↓
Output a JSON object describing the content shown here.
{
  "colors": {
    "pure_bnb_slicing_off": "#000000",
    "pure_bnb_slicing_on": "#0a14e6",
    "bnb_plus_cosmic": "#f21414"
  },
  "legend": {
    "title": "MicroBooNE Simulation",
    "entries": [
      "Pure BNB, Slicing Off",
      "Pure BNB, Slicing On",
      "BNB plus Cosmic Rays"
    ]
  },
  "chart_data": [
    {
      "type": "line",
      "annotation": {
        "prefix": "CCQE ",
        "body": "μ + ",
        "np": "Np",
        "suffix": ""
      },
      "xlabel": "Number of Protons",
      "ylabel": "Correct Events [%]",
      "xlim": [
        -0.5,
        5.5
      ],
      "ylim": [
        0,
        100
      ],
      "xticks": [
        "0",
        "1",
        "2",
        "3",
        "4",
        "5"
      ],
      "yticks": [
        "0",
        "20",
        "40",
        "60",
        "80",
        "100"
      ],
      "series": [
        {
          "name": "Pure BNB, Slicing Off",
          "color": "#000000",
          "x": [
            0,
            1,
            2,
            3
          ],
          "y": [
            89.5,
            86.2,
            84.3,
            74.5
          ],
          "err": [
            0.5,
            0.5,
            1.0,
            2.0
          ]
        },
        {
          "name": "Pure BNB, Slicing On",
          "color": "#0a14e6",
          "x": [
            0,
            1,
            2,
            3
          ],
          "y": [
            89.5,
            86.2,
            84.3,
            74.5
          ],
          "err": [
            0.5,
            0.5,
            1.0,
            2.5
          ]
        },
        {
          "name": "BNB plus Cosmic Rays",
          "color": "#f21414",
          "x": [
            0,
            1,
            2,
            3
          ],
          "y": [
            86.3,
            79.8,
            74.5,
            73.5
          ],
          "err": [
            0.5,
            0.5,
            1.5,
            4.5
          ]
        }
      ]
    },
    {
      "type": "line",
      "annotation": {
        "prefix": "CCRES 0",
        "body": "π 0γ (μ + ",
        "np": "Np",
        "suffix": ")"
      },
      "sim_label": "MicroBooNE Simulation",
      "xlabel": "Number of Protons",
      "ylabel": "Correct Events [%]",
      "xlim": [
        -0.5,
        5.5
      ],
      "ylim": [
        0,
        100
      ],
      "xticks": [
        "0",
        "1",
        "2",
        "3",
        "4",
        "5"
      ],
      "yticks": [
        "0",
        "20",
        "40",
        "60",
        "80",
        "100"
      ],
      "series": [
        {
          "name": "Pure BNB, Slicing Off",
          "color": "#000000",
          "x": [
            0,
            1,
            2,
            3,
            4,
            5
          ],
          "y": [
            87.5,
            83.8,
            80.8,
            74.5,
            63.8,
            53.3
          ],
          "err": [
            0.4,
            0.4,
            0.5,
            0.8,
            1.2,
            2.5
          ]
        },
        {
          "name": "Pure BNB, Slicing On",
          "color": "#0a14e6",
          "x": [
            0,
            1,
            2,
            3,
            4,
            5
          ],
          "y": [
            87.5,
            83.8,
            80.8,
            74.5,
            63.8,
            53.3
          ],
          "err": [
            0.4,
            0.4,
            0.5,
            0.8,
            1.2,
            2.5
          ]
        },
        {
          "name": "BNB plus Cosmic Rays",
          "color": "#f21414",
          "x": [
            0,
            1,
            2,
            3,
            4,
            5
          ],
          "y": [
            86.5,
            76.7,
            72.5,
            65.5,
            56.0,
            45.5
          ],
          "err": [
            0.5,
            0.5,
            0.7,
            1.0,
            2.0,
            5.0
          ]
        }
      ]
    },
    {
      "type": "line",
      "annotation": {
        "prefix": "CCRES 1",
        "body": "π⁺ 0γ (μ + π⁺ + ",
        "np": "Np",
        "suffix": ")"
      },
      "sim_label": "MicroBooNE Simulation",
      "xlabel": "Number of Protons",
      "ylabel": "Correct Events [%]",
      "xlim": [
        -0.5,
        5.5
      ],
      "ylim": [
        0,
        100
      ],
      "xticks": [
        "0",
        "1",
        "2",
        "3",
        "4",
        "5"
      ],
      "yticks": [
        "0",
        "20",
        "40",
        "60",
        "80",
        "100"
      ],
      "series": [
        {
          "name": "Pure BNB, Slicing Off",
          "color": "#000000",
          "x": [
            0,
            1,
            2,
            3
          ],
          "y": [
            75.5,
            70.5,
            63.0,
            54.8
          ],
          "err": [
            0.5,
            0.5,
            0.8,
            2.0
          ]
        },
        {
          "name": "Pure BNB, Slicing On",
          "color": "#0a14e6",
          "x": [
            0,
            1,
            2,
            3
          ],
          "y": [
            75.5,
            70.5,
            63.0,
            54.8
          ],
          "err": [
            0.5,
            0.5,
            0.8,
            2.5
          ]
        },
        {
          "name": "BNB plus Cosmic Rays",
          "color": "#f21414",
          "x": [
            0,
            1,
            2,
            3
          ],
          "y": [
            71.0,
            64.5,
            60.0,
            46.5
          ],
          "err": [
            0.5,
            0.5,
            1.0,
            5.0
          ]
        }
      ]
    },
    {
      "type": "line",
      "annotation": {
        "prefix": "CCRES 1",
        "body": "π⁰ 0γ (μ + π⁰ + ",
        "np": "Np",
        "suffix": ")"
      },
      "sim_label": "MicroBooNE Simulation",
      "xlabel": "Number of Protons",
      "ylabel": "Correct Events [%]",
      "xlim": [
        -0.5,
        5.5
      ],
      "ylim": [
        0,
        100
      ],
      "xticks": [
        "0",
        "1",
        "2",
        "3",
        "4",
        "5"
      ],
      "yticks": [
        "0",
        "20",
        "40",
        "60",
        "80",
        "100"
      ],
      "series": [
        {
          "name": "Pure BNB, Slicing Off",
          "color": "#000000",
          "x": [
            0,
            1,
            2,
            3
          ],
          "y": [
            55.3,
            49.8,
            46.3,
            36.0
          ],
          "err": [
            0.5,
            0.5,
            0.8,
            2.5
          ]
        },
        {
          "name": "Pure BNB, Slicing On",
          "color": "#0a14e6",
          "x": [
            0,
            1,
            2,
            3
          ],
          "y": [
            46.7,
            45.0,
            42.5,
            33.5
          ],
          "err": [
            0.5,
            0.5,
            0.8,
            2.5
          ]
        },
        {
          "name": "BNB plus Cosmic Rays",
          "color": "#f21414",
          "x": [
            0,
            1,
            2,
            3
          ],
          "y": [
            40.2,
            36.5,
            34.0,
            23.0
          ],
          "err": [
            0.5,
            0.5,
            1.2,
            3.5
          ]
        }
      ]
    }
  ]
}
↑
INSTRUCTIONS FOR THE TASK:
Return every entry verbatim.

RESPONSE TO THE TASK:
Output a JSON object describing the content shown here.
{
  "colors": {
    "pure_bnb_slicing_off": "#000000",
    "pure_bnb_slicing_on": "#0a14e6",
    "bnb_plus_cosmic": "#f21414"
  },
  "legend": {
    "title": "MicroBooNE Simulation",
    "entries": [
      "Pure BNB, Slicing Off",
      "Pure BNB, Slicing On",
      "BNB plus Cosmic Rays"
    ]
  },
  "chart_data": [
    {
      "type": "line",
      "annotation": {
        "prefix": "CCQE ",
        "body": "μ + ",
        "np": "Np",
        "suffix": ""
      },
      "xlabel": "Number of Protons",
      "ylabel": "Correct Events [%]",
      "xlim": [
        -0.5,
        5.5
      ],
      "ylim": [
        0,
        100
      ],
      "xticks": [
        "0",
        "1",
        "2",
        "3",
        "4",
        "5"
      ],
      "yticks": [
        "0",
        "20",
        "40",
        "60",
        "80",
        "100"
      ],
      "series": [
        {
          "name": "Pure BNB, Slicing Off",
          "color": "#000000",
          "x": [
            0,
            1,
            2,
            3
          ],
          "y": [
            89.5,
            86.2,
            84.3,
            74.5
          ],
          "err": [
            0.5,
            0.5,
            1.0,
            2.0
          ]
        },
        {
          "name": "Pure BNB, Slicing On",
          "color": "#0a14e6",
          "x": [
            0,
            1,
            2,
            3
          ],
          "y": [
            89.5,
            86.2,
            84.3,
            74.5
          ],
          "err": [
            0.5,
            0.5,
            1.0,
            2.5
          ]
        },
        {
          "name": "BNB plus Cosmic Rays",
          "color": "#f21414",
          "x": [
            0,
            1,
            2,
            3
          ],
          "y": [
            86.3,
            79.8,
            74.5,
            73.5
          ],
          "err": [
            0.5,
            0.5,
            1.5,
            4.5
          ]
        }
      ]
    },
    {
      "type": "line",
      "annotation": {
        "prefix": "CCRES 0",
        "body": "π 0γ (μ + ",
        "np": "Np",
        "suffix": ")"
      },
      "sim_label": "MicroBooNE Simulation",
      "xlabel": "Number of Protons",
      "ylabel": "Correct Events [%]",
      "xlim": [
        -0.5,
        5.5
      ],
      "ylim": [
        0,
        100
      ],
      "xticks": [
        "0",
        "1",
        "2",
        "3",
        "4",
        "5"
      ],
      "yticks": [
        "0",
        "20",
        "40",
        "60",
        "80",
        "100"
      ],
      "series": [
        {
          "name": "Pure BNB, Slicing Off",
          "color": "#000000",
          "x": [
            0,
            1,
            2,
            3,
            4,
            5
          ],
          "y": [
            87.5,
            83.8,
            80.8,
            74.5,
            63.8,
            53.3
          ],
          "err": [
            0.4,
            0.4,
            0.5,
            0.8,
            1.2,
            2.5
          ]
        },
        {
          "name": "Pure BNB, Slicing On",
          "color": "#0a14e6",
          "x": [
            0,
            1,
            2,
            3,
            4,
            5
          ],
          "y": [
            87.5,
            83.8,
            80.8,
            74.5,
            63.8,
            53.3
          ],
          "err": [
            0.4,
            0.4,
            0.5,
            0.8,
            1.2,
            2.5
          ]
        },
        {
          "name": "BNB plus Cosmic Rays",
          "color": "#f21414",
          "x": [
            0,
            1,
            2,
            3,
            4,
            5
          ],
          "y": [
            86.5,
            76.7,
            72.5,
            65.5,
            56.0,
            45.5
          ],
          "err": [
            0.5,
            0.5,
            0.7,
            1.0,
            2.0,
            5.0
          ]
        }
      ]
    },
    {
      "type": "line",
      "annotation": {
        "prefix": "CCRES 1",
        "body": "π⁺ 0γ (μ + π⁺ + ",
        "np": "Np",
        "suffix": ")"
      },
      "sim_label": "MicroBooNE Simulation",
      "xlabel": "Number of Protons",
      "ylabel": "Correct Events [%]",
      "xlim": [
        -0.5,
        5.5
      ],
      "ylim": [
        0,
        100
      ],
      "xticks": [
        "0",
        "1",
        "2",
        "3",
        "4",
        "5"
      ],
      "yticks": [
        "0",
        "20",
        "40",
        "60",
        "80",
        "100"
      ],
      "series": [
        {
          "name": "Pure BNB, Slicing Off",
          "color": "#000000",
          "x": [
            0,
            1,
            2,
            3
          ],
          "y": [
            75.5,
            70.5,
            63.0,
            54.8
          ],
          "err": [
            0.5,
            0.5,
            0.8,
            2.0
          ]
        },
        {
          "name": "Pure BNB, Slicing On",
          "color": "#0a14e6",
          "x": [
            0,
            1,
            2,
            3
          ],
          "y": [
            75.5,
            70.5,
            63.0,
            54.8
          ],
          "err": [
            0.5,
            0.5,
            0.8,
            2.5
          ]
        },
        {
          "name": "BNB plus Cosmic Rays",
          "color": "#f21414",
          "x": [
            0,
            1,
            2,
            3
          ],
          "y": [
            71.0,
            64.5,
            60.0,
            46.5
          ],
          "err": [
            0.5,
            0.5,
            1.0,
            5.0
          ]
        }
      ]
    },
    {
      "type": "line",
      "annotation": {
        "prefix": "CCRES 1",
        "body": "π⁰ 0γ (μ + π⁰ + ",
        "np": "Np",
        "suffix": ")"
      },
      "sim_label": "MicroBooNE Simulation",
      "xlabel": "Number of Protons",
      "ylabel": "Correct Events [%]",
      "xlim": [
        -0.5,
        5.5
      ],
      "ylim": [
        0,
        100
      ],
      "xticks": [
        "0",
        "1",
        "2",
        "3",
        "4",
        "5"
      ],
      "yticks": [
        "0",
        "20",
        "40",
        "60",
        "80",
        "100"
      ],
      "series": [
        {
          "name": "Pure BNB, Slicing Off",
          "color": "#000000",
          "x": [
            0,
            1,
            2,
            3
          ],
          "y": [
            55.3,
            49.8,
            46.3,
            36.0
          ],
          "err": [
            0.5,
            0.5,
            0.8,
            2.5
          ]
        },
        {
          "name": "Pure BNB, Slicing On",
          "color": "#0a14e6",
          "x": [
            0,
            1,
            2,
            3
          ],
          "y": [
            46.7,
            45.0,
            42.5,
            33.5
          ],
          "err": [
            0.5,
            0.5,
            0.8,
            2.5
          ]
        },
        {
          "name": "BNB plus Cosmic Rays",
          "color": "#f21414",
          "x": [
            0,
            1,
            2,
            3
          ],
          "y": [
            40.2,
            36.5,
            34.0,
            23.0
          ],
          "err": [
            0.5,
            0.5,
            1.2,
            3.5
          ]
        }
      ]
    }
  ]
}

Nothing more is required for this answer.